** BEGIN EXTRACTED ENTRIES **

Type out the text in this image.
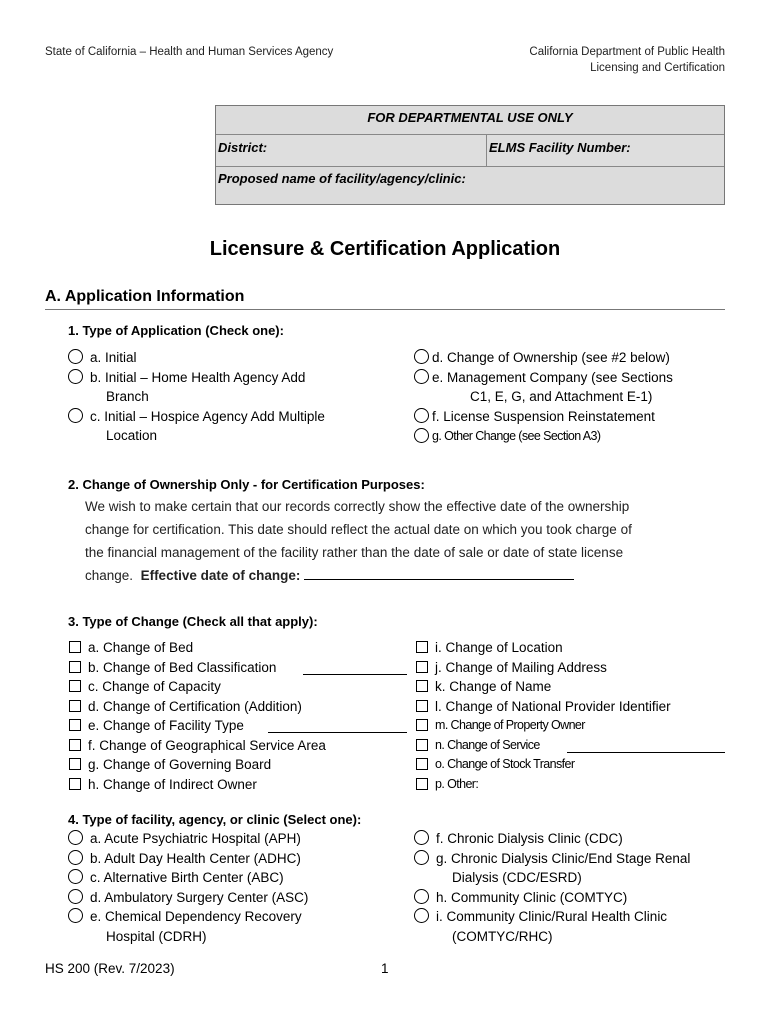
State of California – Health and Human Services Agency	California Department of Public Health
Licensing and Certification
FOR DEPARTMENTAL USE ONLY
District:	ELMS Facility Number:
Proposed name of facility/agency/clinic:
Licensure & Certification Application
A. Application Information
1. Type of Application (Check one):
a. Initial
b. Initial – Home Health Agency Add
Branch
c. Initial – Hospice Agency Add Multiple
Location
d. Change of Ownership (see #2 below)
e. Management Company (see Sections
C1, E, G, and Attachment E-1)
f. License Suspension Reinstatement
g. Other Change (see Section A3)
2. Change of Ownership Only - for Certification Purposes:
We wish to make certain that our records correctly show the effective date of the ownership
change for certification. This date should reflect the actual date on which you took charge of
the financial management of the facility rather than the date of sale or date of state license
change. Effective date of change:
3. Type of Change (Check all that apply):
a. Change of Bed
b. Change of Bed Classification
c. Change of Capacity
d. Change of Certification (Addition)
e. Change of Facility Type
f. Change of Geographical Service Area
g. Change of Governing Board
h. Change of Indirect Owner
i. Change of Location
j. Change of Mailing Address
k. Change of Name
l. Change of National Provider Identifier
m. Change of Property Owner
n. Change of Service
o. Change of Stock Transfer
p. Other:
4. Type of facility, agency, or clinic (Select one):
a. Acute Psychiatric Hospital (APH)
b. Adult Day Health Center (ADHC)
c. Alternative Birth Center (ABC)
d. Ambulatory Surgery Center (ASC)
e. Chemical Dependency Recovery
Hospital (CDRH)
f. Chronic Dialysis Clinic (CDC)
g. Chronic Dialysis Clinic/End Stage Renal
Dialysis (CDC/ESRD)
h. Community Clinic (COMTYC)
i. Community Clinic/Rural Health Clinic
(COMTYC/RHC)
HS 200 (Rev. 7/2023)	1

** END EXTRACTED ENTRIES **

▸ THE EXERCISE
Output a single number: how many lines contain the word "Hospital".

▸ RESULT OF THE TASK
2